(Excerpts from a figure dataset)
Segment Open
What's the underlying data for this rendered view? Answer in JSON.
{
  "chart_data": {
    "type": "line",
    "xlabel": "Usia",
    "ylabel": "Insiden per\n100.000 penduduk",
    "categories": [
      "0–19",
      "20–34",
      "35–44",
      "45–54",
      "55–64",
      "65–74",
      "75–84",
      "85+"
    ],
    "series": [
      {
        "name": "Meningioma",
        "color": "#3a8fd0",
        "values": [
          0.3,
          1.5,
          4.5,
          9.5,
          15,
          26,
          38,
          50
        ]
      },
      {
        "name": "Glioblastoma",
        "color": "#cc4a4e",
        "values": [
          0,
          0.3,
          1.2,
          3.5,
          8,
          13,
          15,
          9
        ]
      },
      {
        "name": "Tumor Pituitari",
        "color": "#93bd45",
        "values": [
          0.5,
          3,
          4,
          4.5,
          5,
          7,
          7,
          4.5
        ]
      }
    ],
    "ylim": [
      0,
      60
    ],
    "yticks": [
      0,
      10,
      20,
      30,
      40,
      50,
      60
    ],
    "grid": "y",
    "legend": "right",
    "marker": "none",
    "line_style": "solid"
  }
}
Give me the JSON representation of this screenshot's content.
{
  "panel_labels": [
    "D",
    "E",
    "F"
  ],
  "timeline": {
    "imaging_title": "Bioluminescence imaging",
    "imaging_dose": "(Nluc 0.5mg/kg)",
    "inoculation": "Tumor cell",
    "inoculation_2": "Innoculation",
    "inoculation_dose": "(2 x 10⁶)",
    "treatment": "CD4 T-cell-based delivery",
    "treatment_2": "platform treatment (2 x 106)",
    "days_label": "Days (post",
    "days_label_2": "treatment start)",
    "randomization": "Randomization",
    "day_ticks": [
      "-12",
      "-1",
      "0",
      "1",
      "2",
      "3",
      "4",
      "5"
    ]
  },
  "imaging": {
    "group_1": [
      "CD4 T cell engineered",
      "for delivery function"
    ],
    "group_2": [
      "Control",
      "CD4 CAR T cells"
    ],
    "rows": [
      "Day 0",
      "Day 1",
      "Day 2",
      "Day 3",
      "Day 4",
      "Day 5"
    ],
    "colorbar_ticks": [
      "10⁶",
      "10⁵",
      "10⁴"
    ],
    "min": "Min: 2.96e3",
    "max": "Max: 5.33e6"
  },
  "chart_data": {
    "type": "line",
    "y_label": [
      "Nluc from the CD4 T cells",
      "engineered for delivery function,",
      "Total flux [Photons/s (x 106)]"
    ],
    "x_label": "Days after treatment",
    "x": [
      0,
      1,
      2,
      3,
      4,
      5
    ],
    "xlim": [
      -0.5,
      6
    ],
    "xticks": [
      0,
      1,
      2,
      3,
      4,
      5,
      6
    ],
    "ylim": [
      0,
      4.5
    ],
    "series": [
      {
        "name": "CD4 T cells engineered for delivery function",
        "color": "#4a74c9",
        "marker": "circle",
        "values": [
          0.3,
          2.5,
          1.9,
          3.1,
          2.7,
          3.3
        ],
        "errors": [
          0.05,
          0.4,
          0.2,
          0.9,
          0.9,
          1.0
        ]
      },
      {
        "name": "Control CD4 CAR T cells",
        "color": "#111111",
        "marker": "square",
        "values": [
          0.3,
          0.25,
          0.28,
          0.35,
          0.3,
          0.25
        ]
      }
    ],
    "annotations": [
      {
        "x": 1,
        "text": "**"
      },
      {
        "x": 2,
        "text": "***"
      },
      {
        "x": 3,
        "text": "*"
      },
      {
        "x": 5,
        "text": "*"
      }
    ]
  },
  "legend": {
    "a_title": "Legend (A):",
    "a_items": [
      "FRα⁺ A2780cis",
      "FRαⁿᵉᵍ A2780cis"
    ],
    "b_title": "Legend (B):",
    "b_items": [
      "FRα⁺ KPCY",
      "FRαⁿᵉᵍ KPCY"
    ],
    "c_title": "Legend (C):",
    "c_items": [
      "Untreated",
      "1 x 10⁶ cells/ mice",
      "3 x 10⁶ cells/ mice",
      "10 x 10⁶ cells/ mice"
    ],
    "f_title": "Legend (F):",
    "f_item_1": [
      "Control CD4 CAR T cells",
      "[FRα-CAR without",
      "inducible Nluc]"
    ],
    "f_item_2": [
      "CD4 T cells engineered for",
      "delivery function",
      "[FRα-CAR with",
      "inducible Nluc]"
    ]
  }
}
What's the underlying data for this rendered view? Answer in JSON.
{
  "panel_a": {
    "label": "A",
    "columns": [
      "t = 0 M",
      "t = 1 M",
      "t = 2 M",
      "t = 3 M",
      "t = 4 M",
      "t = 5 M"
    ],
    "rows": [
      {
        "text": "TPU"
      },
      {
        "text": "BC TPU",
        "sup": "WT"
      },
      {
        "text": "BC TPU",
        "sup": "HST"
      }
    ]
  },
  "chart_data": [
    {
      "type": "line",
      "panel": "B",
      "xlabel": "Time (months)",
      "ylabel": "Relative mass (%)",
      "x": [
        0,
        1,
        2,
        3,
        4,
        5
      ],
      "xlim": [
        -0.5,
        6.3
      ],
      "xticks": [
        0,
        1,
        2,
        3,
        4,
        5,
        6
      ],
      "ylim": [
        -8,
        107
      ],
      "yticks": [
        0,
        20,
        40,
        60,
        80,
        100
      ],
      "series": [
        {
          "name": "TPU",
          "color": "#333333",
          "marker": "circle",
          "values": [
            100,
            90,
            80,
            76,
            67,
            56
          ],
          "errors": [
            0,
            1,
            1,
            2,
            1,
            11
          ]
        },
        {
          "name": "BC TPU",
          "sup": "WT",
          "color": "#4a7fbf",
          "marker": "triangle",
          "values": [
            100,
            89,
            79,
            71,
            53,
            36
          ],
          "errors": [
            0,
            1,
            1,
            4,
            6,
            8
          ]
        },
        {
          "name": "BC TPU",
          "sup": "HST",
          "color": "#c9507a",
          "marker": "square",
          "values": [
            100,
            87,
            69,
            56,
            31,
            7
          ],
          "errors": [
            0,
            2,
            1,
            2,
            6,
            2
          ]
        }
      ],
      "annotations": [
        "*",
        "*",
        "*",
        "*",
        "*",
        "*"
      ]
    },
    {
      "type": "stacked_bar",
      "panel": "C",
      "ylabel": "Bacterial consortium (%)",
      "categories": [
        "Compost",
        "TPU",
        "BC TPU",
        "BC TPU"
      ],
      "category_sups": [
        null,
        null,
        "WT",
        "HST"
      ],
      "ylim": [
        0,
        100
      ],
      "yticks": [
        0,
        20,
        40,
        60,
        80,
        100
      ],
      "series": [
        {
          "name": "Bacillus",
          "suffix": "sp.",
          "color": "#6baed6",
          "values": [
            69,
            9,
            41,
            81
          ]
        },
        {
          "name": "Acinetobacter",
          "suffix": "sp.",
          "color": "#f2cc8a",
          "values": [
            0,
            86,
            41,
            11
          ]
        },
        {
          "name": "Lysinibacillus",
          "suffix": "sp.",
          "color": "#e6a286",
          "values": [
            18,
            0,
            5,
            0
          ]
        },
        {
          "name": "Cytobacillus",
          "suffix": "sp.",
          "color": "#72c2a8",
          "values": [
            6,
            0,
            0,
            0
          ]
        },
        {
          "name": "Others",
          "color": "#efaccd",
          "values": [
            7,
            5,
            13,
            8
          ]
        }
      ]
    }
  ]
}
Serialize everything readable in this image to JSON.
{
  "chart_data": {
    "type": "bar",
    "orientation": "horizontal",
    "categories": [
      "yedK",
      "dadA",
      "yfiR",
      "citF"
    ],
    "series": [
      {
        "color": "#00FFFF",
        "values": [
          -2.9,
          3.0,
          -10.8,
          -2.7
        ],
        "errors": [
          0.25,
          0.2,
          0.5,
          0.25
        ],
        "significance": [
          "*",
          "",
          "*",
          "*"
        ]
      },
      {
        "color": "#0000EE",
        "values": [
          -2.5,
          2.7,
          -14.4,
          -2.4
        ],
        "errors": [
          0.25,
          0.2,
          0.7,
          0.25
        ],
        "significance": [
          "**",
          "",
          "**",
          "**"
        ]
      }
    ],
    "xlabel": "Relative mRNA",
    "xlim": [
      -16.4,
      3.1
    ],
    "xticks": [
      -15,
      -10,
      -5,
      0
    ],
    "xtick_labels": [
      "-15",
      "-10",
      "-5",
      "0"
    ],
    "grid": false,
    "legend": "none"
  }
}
Segment Closed
(Assigned task) Go through the lines above. Select every one that has the string "mice".

(Response)
      "1 x 10⁶ cells/ mice",
      "3 x 10⁶ cells/ mice",
      "10 x 10⁶ cells/ mice"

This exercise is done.